Excerpt from a dataset:
********************

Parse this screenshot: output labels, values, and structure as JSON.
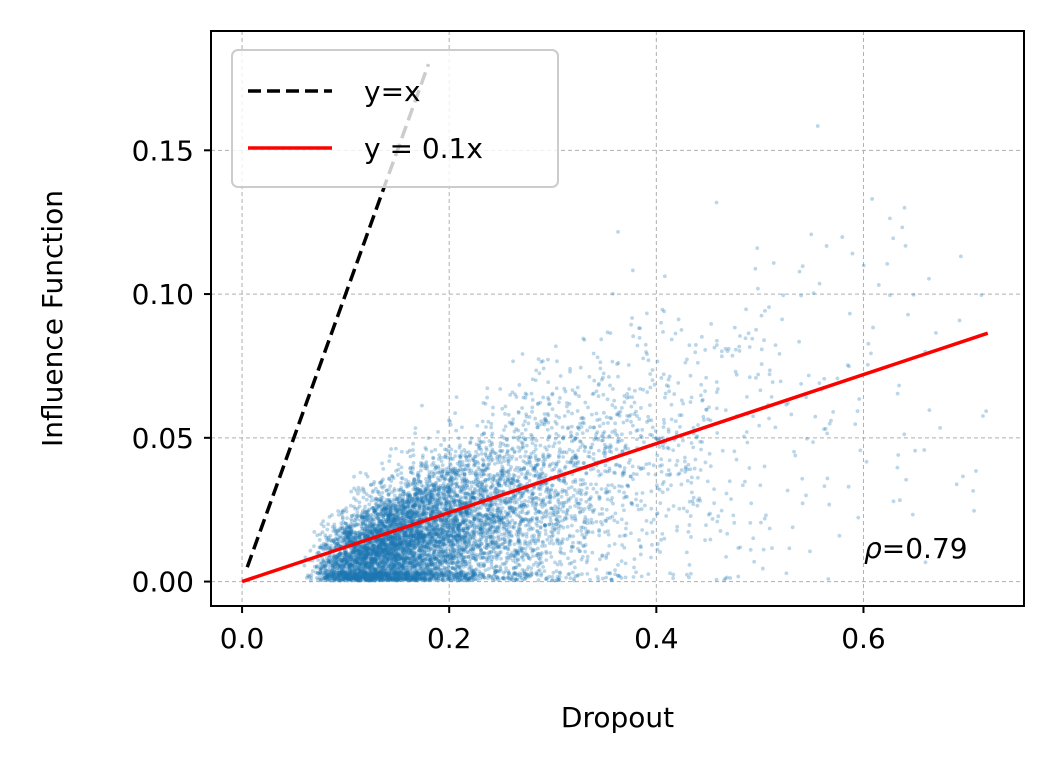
{
  "chart_data": {
    "type": "scatter",
    "title": "",
    "xlabel": "Dropout",
    "ylabel": "Influence Function",
    "xlim": [
      -0.03,
      0.755
    ],
    "ylim": [
      -0.0085,
      0.1915
    ],
    "x_ticks": [
      0.0,
      0.2,
      0.4,
      0.6
    ],
    "x_tick_labels": [
      "0.0",
      "0.2",
      "0.4",
      "0.6"
    ],
    "y_ticks": [
      0.0,
      0.05,
      0.1,
      0.15
    ],
    "y_tick_labels": [
      "0.00",
      "0.05",
      "0.10",
      "0.15"
    ],
    "grid": true,
    "legend_position": "top-left",
    "annotation": {
      "symbol": "ρ",
      "text": "=0.79"
    },
    "scatter": {
      "color": "#1f77b4",
      "approx_point_count": 8000,
      "x_range": [
        0.04,
        0.72
      ],
      "y_range": [
        0.0,
        0.175
      ],
      "trend": "y ≈ 0.1x",
      "correlation": 0.79
    },
    "lines": [
      {
        "name": "y=x",
        "style": "dashed",
        "color": "#000000",
        "slope": 1.0,
        "x": [
          0.005,
          0.18
        ]
      },
      {
        "name": "y = 0.1x",
        "style": "solid",
        "color": "#ff0000",
        "slope": 0.12,
        "x": [
          0.0,
          0.72
        ]
      }
    ]
  }
}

********************

> [EXERCISE AIM]
From the listing, copy every line where the string "color" appears.

> [THE RESULT]
      "color": "#1f77b4",
        "color": "#000000",
        "color": "#ff0000",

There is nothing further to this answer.